## [Exercise brief]
Every line that holds "your" should be shown.

Collection entries
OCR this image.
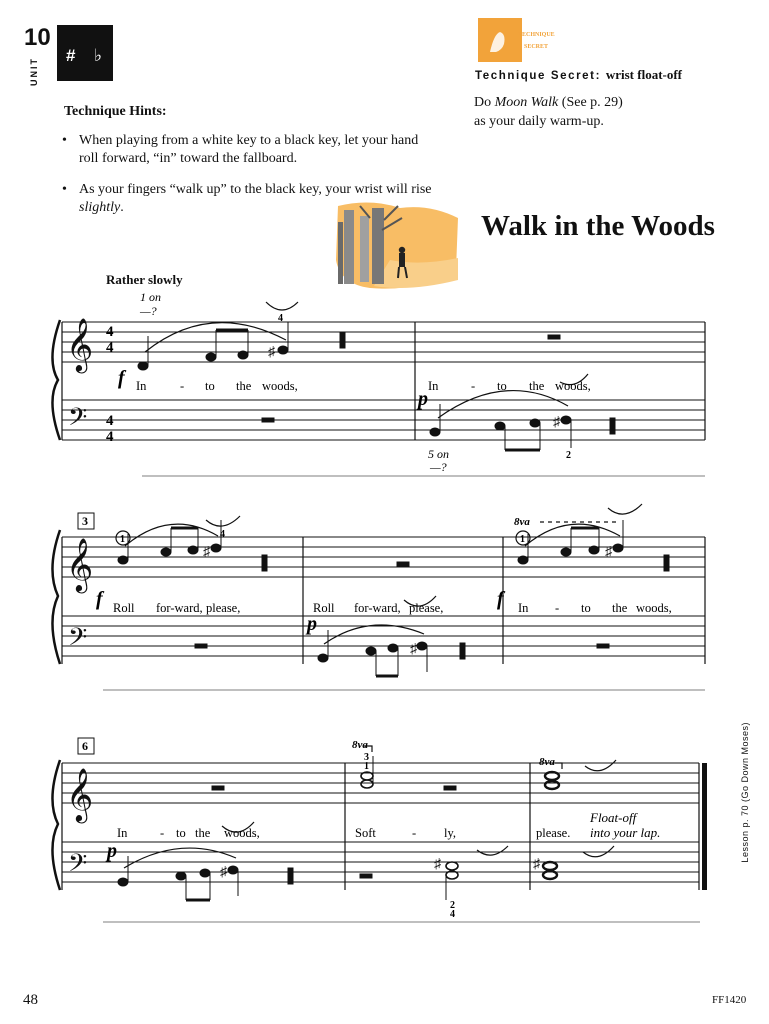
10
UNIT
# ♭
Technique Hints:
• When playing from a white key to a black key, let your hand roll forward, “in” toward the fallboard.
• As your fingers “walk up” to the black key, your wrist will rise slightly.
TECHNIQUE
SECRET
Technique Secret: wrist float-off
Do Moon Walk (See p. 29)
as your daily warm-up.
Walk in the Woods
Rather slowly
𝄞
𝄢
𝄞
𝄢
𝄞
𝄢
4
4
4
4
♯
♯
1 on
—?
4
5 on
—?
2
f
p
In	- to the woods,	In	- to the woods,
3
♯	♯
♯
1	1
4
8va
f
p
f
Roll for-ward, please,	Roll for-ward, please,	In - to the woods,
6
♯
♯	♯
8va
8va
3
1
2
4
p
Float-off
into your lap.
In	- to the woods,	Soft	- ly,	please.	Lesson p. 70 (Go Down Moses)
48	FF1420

==

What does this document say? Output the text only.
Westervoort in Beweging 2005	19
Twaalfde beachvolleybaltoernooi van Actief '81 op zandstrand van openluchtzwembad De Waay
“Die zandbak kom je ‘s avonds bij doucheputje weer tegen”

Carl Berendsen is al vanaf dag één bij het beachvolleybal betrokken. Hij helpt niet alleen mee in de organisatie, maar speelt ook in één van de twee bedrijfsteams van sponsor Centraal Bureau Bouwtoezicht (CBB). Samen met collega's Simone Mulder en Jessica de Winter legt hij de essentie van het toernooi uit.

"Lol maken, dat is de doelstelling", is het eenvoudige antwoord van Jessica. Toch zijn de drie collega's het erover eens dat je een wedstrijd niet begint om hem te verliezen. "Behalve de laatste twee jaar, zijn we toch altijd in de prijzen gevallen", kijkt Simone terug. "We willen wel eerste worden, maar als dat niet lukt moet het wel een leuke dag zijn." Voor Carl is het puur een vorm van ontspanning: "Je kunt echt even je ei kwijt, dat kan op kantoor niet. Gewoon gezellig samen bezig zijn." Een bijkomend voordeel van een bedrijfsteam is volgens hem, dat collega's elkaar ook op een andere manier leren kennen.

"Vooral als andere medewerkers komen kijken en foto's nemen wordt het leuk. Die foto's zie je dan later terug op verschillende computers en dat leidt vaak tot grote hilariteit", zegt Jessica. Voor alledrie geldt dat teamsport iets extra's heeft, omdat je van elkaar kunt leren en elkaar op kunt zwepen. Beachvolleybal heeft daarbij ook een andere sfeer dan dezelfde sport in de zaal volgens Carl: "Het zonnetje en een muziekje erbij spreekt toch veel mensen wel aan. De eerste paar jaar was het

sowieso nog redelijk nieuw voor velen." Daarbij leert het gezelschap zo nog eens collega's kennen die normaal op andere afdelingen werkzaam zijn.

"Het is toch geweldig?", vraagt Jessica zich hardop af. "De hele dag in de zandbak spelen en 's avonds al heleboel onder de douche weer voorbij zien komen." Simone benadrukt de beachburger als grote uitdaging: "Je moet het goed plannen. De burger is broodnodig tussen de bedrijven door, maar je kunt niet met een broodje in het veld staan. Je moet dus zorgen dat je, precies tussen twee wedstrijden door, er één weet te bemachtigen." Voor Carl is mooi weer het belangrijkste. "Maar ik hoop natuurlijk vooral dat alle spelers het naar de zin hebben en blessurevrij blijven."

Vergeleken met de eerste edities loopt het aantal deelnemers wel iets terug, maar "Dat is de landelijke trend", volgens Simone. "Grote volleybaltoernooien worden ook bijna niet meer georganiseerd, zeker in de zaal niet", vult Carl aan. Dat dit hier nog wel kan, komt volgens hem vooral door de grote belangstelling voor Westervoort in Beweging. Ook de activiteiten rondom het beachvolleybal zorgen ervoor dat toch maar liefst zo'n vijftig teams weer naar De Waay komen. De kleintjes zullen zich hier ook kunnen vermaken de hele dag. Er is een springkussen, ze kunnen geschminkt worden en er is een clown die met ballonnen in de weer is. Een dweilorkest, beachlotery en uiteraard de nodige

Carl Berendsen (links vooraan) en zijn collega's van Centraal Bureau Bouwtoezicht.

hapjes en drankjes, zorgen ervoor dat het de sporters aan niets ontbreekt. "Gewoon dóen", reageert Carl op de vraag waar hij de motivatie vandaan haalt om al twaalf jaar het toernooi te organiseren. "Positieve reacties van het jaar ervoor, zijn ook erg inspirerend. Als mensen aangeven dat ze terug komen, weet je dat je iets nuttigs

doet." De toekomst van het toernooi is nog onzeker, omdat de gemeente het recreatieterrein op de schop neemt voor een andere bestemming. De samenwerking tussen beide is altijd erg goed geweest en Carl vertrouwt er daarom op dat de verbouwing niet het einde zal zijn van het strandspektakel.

## [Answer to the problem]
• When playing from a white key to a black key, let your hand roll forward, “in” toward the fallboard.
• As your fingers “walk up” to the black key, your wrist will rise slightly.
as your daily warm-up.
into your lap.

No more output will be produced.